# PROBLEM TO WORK ON
Look for "activated" in every line of the listing. Copy the lines that have it.

# DATA PROVIDED
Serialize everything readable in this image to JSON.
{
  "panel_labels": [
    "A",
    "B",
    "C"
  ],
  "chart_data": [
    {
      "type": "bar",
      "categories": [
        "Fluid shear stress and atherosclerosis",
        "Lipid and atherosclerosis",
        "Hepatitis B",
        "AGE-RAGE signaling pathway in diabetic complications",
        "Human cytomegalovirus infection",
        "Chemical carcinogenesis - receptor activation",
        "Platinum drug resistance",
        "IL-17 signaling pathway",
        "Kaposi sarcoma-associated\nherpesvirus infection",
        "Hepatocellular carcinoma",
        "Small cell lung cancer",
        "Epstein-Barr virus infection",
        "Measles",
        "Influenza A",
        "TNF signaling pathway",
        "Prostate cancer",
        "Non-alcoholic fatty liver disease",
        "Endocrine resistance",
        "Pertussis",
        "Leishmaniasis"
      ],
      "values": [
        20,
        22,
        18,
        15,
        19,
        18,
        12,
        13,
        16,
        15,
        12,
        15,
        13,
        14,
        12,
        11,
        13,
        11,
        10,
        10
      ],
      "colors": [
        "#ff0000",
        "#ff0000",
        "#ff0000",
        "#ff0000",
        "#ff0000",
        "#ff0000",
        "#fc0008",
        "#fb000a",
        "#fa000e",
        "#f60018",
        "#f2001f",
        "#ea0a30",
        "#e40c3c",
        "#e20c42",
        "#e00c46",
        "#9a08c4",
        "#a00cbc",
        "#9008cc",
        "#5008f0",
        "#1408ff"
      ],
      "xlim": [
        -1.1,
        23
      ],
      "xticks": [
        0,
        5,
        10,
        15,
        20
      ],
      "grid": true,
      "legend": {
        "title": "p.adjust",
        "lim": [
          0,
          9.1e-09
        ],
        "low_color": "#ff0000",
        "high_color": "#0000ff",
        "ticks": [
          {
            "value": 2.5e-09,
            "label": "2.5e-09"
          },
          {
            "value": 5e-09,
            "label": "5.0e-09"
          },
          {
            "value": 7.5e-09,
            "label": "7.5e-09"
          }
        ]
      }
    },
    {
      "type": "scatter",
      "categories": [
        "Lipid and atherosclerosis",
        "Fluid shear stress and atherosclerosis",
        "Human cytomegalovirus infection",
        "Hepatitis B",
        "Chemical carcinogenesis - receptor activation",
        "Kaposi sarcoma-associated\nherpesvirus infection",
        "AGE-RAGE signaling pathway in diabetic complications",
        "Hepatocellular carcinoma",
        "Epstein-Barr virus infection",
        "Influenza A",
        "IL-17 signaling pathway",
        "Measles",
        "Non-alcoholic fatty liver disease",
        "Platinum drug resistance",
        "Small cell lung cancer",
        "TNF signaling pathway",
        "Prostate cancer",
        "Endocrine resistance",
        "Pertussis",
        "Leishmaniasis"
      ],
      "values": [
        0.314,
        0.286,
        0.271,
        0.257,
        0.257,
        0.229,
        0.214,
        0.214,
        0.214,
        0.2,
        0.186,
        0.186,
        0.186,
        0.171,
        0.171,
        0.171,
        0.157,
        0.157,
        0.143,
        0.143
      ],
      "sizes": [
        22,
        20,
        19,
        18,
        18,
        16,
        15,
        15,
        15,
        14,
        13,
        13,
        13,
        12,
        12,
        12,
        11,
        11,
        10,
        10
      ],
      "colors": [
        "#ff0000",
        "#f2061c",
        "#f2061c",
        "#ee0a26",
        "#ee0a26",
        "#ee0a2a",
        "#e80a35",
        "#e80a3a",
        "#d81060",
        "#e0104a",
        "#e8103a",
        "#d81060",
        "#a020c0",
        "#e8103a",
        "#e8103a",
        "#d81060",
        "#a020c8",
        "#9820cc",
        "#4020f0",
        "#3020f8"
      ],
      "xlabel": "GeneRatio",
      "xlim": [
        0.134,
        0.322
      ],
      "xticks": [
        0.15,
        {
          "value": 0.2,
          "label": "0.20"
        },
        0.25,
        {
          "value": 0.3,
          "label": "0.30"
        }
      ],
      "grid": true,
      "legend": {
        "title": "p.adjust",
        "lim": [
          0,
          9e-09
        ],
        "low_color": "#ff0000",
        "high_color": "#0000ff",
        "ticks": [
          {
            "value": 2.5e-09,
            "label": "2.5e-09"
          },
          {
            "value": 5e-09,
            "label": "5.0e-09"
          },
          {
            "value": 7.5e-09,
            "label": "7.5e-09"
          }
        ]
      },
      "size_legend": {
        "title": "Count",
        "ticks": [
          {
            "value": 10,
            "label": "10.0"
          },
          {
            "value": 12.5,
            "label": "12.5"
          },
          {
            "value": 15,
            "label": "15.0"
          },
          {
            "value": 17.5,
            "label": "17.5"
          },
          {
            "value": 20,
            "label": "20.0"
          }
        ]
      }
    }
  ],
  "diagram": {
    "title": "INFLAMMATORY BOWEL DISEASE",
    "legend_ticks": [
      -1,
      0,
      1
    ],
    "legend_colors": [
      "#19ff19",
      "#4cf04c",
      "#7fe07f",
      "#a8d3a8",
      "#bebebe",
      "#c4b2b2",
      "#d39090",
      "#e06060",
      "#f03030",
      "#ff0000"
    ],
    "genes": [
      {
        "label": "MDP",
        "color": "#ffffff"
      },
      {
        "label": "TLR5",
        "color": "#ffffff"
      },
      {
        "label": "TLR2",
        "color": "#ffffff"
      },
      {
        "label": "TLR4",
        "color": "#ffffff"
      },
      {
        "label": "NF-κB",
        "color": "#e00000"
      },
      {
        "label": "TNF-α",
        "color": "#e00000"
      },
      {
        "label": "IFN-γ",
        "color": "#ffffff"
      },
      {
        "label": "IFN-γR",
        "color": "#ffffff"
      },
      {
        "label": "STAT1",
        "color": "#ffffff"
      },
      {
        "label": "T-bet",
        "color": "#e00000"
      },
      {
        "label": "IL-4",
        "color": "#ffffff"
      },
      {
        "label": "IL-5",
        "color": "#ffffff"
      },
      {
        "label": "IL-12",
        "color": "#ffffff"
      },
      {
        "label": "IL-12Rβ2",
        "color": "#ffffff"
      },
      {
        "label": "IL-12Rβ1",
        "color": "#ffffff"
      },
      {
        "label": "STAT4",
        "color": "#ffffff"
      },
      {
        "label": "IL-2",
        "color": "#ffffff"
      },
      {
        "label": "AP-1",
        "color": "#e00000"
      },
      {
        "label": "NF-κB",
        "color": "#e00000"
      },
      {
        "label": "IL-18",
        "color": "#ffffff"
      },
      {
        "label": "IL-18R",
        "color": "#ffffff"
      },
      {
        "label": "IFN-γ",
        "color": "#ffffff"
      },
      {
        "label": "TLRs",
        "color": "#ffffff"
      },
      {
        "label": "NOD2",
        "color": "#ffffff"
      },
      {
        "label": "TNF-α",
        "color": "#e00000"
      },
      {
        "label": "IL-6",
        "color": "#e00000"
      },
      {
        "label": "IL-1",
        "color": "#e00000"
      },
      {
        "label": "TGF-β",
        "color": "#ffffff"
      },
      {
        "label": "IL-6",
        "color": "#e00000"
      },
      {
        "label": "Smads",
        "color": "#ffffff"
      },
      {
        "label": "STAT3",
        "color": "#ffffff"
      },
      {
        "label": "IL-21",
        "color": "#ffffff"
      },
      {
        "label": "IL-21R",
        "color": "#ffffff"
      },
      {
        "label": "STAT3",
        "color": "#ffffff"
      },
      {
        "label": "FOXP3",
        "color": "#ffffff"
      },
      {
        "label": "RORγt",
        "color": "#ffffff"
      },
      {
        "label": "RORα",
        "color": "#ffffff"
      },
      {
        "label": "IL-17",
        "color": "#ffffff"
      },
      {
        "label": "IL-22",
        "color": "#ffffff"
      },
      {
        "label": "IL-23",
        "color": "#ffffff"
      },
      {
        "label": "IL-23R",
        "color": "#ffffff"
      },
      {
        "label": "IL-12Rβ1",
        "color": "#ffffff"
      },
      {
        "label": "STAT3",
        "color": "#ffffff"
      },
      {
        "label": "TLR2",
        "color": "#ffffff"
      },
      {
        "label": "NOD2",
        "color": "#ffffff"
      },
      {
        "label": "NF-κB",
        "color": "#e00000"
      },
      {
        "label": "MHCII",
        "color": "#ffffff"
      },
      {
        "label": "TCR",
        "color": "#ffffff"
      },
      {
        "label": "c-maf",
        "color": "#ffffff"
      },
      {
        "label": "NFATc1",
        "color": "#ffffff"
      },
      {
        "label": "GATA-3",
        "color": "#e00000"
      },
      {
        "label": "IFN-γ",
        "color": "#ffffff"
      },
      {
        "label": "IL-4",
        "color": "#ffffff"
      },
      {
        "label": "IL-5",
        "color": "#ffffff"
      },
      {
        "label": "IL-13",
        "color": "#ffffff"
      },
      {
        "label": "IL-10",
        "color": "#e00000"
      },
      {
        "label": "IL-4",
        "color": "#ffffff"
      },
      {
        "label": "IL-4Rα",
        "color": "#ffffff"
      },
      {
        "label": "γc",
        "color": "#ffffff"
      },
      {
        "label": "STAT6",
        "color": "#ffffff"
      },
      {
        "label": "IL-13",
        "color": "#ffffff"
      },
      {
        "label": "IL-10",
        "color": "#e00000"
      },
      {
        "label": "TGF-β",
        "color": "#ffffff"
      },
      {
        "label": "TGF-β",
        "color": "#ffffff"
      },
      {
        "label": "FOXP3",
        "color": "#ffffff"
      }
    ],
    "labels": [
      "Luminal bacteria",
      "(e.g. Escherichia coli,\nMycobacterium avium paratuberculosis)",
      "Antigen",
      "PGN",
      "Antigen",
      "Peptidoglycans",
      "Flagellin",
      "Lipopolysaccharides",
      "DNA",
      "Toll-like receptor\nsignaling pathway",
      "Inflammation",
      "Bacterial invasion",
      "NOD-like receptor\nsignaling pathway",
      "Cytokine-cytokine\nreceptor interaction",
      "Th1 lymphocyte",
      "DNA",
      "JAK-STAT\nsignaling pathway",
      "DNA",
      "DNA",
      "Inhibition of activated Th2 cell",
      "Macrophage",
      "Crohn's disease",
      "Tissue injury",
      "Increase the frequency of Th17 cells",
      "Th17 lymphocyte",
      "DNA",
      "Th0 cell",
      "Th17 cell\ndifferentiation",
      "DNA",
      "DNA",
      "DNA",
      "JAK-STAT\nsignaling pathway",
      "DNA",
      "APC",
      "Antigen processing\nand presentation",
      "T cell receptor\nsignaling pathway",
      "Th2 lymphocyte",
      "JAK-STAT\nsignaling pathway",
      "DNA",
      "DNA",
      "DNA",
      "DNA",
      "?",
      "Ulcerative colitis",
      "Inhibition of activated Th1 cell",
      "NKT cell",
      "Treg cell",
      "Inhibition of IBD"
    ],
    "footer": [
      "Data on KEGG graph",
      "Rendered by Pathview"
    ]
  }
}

# ANSWER SPACE
      "Inhibition of activated Th2 cell",
      "Inhibition of activated Th1 cell",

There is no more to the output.